| REQUIRED WORK |
Single out each line with the word "CRYPTO" and copy it.

Entries with figure data:
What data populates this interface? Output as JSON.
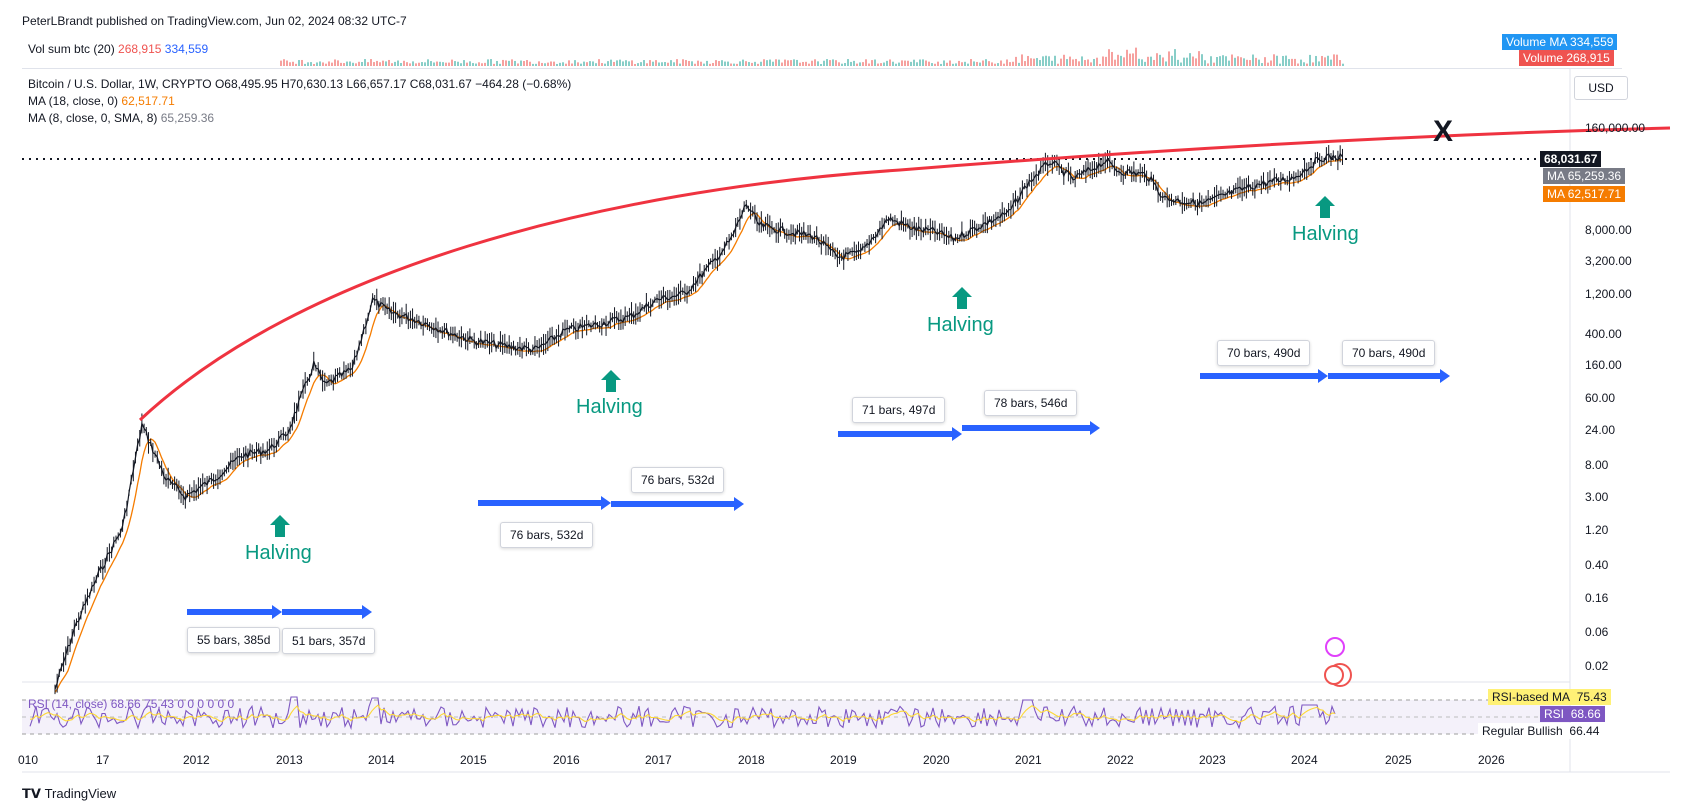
{
  "header": {
    "publisher": "PeterLBrandt published on TradingView.com, Jun 02, 2024 08:32 UTC-7"
  },
  "volume_legend": {
    "name": "Vol sum btc (20)",
    "value1": "268,915",
    "value2": "334,559"
  },
  "volume_tags": [
    {
      "label": "Volume MA",
      "value": "334,559",
      "color": "#2196f3"
    },
    {
      "label": "Volume",
      "value": "268,915",
      "color": "#ef5350"
    }
  ],
  "price_legend": {
    "line1": "Bitcoin / U.S. Dollar, 1W, CRYPTO  O68,495.95  H70,630.13  L66,657.17  C68,031.67  −464.28 (−0.68%)",
    "ma18_label": "MA (18, close, 0)",
    "ma18_value": "62,517.71",
    "ma8_label": "MA (8, close, 0, SMA, 8)",
    "ma8_value": "65,259.36"
  },
  "currency": "USD",
  "price_tags": [
    {
      "label": "",
      "value": "68,031.67",
      "color": "#131722"
    },
    {
      "label": "MA",
      "value": "65,259.36",
      "color": "#787b86"
    },
    {
      "label": "MA",
      "value": "62,517.71",
      "color": "#f57c00"
    }
  ],
  "rsi_legend": {
    "text": "RSI (14, close)  68.66  75.43  0  0  0  0  0  0"
  },
  "rsi_tags": [
    {
      "label": "RSI-based MA",
      "value": "75.43",
      "color": "#fff176",
      "text": "#131722"
    },
    {
      "label": "RSI",
      "value": "68.66",
      "color": "#7e57c2",
      "text": "#ffffff"
    },
    {
      "label": "Regular Bullish",
      "value": "66.44",
      "color": "#ffffff",
      "text": "#131722"
    }
  ],
  "footer": {
    "logo_text": "TradingView"
  },
  "annotations": {
    "halvings": [
      "Halving",
      "Halving",
      "Halving",
      "Halving"
    ],
    "x_mark": "X",
    "bars_labels": [
      "55 bars, 385d",
      "51 bars, 357d",
      "76 bars, 532d",
      "76 bars, 532d",
      "71 bars, 497d",
      "78 bars, 546d",
      "70 bars, 490d",
      "70 bars, 490d"
    ]
  },
  "chart_data": {
    "type": "candlestick-log",
    "title": "Bitcoin / U.S. Dollar, 1W, CRYPTO",
    "y_scale": "log",
    "y_ticks": [
      "160,000.00",
      "8,000.00",
      "3,200.00",
      "1,200.00",
      "400.00",
      "160.00",
      "60.00",
      "24.00",
      "8.00",
      "3.00",
      "1.20",
      "0.40",
      "0.16",
      "0.06",
      "0.02"
    ],
    "x_ticks": [
      "010",
      "17",
      "2012",
      "2013",
      "2014",
      "2015",
      "2016",
      "2017",
      "2018",
      "2019",
      "2020",
      "2021",
      "2022",
      "2023",
      "2024",
      "2025",
      "2026"
    ],
    "current_price": 68031.67,
    "series": [
      {
        "name": "Bitcoin / U.S. Dollar",
        "x": [
          2010.55,
          2010.75,
          2011.0,
          2011.25,
          2011.45,
          2011.7,
          2011.9,
          2012.2,
          2012.5,
          2012.8,
          2013.0,
          2013.28,
          2013.4,
          2013.7,
          2013.92,
          2014.1,
          2014.4,
          2014.7,
          2015.0,
          2015.4,
          2015.7,
          2016.0,
          2016.4,
          2016.7,
          2017.0,
          2017.3,
          2017.6,
          2017.8,
          2017.96,
          2018.1,
          2018.4,
          2018.7,
          2018.95,
          2019.2,
          2019.5,
          2019.8,
          2020.0,
          2020.2,
          2020.5,
          2020.8,
          2021.0,
          2021.25,
          2021.5,
          2021.85,
          2022.0,
          2022.3,
          2022.5,
          2022.9,
          2023.2,
          2023.5,
          2023.9,
          2024.2,
          2024.42
        ],
        "values": [
          0.01,
          0.06,
          0.3,
          1.2,
          25,
          5,
          3,
          5,
          10,
          12,
          20,
          150,
          80,
          130,
          1000,
          700,
          550,
          400,
          300,
          250,
          230,
          400,
          500,
          600,
          1000,
          1200,
          3000,
          6000,
          17000,
          9000,
          7500,
          6500,
          3500,
          4000,
          11000,
          8000,
          7500,
          6000,
          9000,
          13000,
          30000,
          60000,
          35000,
          60000,
          45000,
          40000,
          20000,
          17000,
          23000,
          30000,
          37000,
          67000,
          68031.67
        ]
      },
      {
        "name": "MA (18, close, 0)",
        "value": 62517.71
      },
      {
        "name": "MA (8, close, 0, SMA, 8)",
        "value": 65259.36
      }
    ],
    "rsi_value": 68.66,
    "rsi_ma_value": 75.43
  }
}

| THE REPLY |
    "line1": "Bitcoin / U.S. Dollar, 1W, CRYPTO  O68,495.95  H70,630.13  L66,657.17  C68,031.67  −464.28 (−0.68%)",
    "title": "Bitcoin / U.S. Dollar, 1W, CRYPTO",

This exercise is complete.